Layout annotation records
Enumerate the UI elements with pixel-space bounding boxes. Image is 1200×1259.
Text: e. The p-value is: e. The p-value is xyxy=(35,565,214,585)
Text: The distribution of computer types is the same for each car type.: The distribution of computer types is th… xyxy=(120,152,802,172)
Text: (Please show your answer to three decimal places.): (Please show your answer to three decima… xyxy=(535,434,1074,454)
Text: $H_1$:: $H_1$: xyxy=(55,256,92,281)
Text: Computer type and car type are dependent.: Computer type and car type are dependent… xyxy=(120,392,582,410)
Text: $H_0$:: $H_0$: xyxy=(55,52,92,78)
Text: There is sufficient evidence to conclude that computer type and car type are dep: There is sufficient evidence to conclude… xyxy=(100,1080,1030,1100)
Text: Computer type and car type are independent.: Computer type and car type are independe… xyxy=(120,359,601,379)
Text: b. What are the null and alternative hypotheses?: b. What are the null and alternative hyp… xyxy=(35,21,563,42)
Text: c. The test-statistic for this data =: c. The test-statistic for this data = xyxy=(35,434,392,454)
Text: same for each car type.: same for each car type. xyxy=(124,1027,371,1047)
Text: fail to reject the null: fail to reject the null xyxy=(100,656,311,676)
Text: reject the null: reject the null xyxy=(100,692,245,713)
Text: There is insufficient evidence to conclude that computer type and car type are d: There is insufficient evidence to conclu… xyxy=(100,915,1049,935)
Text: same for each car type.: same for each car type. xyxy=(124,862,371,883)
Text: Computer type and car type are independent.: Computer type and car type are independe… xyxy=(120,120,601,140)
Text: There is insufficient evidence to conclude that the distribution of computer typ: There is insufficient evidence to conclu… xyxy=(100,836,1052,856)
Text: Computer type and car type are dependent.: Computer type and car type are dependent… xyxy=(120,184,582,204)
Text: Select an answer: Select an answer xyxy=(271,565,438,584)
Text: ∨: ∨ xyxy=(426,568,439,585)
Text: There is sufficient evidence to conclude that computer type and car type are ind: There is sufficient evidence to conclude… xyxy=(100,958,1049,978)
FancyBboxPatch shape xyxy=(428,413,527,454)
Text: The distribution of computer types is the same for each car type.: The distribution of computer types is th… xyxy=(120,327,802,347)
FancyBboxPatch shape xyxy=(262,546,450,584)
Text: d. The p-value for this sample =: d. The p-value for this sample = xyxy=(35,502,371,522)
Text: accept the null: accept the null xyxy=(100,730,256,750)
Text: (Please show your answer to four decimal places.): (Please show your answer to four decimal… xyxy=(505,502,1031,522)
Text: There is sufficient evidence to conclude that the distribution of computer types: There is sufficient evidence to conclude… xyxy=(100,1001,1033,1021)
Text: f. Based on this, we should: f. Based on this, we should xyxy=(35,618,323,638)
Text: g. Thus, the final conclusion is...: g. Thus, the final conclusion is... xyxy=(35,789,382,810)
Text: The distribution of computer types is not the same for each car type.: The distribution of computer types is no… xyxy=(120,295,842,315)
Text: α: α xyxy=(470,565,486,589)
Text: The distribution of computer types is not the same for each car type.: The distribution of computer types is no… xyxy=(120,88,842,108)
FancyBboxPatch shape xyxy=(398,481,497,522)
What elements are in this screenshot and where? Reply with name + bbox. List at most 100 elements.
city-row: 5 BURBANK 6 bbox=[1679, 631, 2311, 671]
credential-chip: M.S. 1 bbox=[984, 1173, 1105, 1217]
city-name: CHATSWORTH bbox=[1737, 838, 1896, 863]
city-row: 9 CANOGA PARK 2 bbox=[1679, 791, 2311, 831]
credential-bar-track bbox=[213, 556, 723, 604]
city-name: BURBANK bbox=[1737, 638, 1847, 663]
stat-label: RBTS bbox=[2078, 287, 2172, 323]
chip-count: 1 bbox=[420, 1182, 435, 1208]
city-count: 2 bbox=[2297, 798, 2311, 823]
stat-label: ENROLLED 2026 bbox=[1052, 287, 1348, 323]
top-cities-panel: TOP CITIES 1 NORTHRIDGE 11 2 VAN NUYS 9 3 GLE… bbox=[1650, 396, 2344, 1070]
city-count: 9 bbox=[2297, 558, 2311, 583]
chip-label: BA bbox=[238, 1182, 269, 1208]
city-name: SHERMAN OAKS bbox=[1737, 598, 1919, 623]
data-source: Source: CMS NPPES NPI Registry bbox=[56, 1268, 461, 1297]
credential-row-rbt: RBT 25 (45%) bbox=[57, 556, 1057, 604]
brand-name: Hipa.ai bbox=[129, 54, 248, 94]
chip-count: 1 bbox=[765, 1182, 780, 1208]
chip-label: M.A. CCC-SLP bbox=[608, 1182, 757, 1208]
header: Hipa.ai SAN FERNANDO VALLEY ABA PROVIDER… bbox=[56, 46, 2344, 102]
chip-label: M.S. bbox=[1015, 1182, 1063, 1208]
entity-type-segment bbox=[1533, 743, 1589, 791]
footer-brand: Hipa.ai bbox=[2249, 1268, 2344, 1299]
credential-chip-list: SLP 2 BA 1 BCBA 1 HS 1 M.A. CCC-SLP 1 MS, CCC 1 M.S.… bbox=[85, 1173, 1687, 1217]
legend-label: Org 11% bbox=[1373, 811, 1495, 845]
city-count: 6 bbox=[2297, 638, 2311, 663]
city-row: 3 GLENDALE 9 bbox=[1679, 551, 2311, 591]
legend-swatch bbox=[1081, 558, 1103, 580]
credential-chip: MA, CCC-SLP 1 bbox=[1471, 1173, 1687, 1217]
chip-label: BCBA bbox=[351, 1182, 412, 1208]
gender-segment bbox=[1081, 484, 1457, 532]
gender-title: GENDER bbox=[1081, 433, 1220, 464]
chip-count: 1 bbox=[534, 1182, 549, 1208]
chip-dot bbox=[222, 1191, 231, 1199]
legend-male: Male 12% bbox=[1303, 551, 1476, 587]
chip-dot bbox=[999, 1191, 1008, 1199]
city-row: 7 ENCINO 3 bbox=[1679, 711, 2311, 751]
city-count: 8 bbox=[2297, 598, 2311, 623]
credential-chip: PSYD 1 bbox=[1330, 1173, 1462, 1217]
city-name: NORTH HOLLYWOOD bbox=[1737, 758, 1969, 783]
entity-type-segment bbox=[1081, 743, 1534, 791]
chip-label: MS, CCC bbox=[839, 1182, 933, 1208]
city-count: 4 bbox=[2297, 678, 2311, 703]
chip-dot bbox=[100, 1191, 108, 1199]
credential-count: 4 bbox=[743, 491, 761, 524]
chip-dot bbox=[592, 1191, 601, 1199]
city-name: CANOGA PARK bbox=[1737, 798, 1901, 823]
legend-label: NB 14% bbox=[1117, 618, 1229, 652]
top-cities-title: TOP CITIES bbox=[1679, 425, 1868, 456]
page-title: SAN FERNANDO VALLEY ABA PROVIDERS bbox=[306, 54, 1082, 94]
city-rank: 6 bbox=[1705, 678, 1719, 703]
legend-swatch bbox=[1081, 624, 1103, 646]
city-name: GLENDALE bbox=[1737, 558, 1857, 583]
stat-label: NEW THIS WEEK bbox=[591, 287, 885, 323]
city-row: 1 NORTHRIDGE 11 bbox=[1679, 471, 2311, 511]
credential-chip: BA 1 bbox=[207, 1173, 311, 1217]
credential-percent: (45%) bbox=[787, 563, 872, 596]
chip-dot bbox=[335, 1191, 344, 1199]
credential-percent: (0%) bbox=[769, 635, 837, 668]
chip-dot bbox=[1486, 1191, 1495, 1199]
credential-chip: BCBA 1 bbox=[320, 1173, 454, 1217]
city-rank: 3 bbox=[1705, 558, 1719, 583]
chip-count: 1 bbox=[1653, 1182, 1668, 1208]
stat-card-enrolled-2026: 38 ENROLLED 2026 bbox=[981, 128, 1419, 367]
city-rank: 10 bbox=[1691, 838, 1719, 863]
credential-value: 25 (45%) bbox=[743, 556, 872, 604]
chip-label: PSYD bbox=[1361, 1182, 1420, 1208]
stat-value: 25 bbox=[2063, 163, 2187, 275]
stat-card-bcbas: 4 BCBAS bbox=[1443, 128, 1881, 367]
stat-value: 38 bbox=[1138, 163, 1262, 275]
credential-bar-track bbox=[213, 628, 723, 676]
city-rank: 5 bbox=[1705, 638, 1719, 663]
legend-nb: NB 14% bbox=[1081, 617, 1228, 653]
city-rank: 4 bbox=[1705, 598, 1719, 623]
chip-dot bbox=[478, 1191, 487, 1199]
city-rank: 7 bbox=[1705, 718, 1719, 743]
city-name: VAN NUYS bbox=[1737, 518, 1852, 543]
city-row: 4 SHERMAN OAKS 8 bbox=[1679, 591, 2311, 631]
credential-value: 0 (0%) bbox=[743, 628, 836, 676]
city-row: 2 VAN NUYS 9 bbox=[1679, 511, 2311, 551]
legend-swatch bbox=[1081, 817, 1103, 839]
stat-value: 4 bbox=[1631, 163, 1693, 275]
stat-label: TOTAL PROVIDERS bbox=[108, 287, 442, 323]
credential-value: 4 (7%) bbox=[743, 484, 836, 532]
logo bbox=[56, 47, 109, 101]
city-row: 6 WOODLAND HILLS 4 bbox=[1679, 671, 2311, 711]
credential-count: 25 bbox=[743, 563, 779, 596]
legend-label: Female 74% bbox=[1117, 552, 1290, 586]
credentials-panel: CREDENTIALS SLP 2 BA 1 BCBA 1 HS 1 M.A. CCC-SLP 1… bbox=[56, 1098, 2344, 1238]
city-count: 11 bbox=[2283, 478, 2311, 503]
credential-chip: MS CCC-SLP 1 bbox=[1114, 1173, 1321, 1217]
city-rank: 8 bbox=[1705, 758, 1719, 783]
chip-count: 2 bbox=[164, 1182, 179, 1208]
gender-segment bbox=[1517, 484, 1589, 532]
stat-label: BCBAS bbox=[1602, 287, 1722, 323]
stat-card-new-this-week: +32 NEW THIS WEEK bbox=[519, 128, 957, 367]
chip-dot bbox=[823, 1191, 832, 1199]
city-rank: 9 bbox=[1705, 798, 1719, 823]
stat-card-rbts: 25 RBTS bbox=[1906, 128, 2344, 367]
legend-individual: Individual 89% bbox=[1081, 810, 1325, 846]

(Problem requirements) Retype the records verbatim, from the first line through the line containing "to conclude… xyxy=(100,958,1049,978)", inclusive.

(Completed exercise)
Enumerate the UI elements with pixel-space bounding boxes. Image is 1200×1259.
Text: e. The p-value is: e. The p-value is xyxy=(35,565,214,585)
Text: The distribution of computer types is the same for each car type.: The distribution of computer types is th… xyxy=(120,152,802,172)
Text: (Please show your answer to three decimal places.): (Please show your answer to three decima… xyxy=(535,434,1074,454)
Text: $H_1$:: $H_1$: xyxy=(55,256,92,281)
Text: Computer type and car type are dependent.: Computer type and car type are dependent… xyxy=(120,392,582,410)
Text: $H_0$:: $H_0$: xyxy=(55,52,92,78)
Text: There is sufficient evidence to conclude that computer type and car type are dep: There is sufficient evidence to conclude… xyxy=(100,1080,1030,1100)
Text: Computer type and car type are independent.: Computer type and car type are independe… xyxy=(120,359,601,379)
Text: b. What are the null and alternative hypotheses?: b. What are the null and alternative hyp… xyxy=(35,21,563,42)
Text: c. The test-statistic for this data =: c. The test-statistic for this data = xyxy=(35,434,392,454)
Text: same for each car type.: same for each car type. xyxy=(124,1027,371,1047)
Text: fail to reject the null: fail to reject the null xyxy=(100,656,311,676)
Text: reject the null: reject the null xyxy=(100,692,245,713)
Text: There is insufficient evidence to conclude that computer type and car type are d: There is insufficient evidence to conclu… xyxy=(100,915,1049,935)
Text: same for each car type.: same for each car type. xyxy=(124,862,371,883)
Text: Computer type and car type are independent.: Computer type and car type are independe… xyxy=(120,120,601,140)
Text: There is insufficient evidence to conclude that the distribution of computer typ: There is insufficient evidence to conclu… xyxy=(100,836,1052,856)
Text: Computer type and car type are dependent.: Computer type and car type are dependent… xyxy=(120,184,582,204)
Text: Select an answer: Select an answer xyxy=(271,565,438,584)
Text: ∨: ∨ xyxy=(426,568,439,585)
Text: There is sufficient evidence to conclude that computer type and car type are ind: There is sufficient evidence to conclude… xyxy=(100,958,1049,978)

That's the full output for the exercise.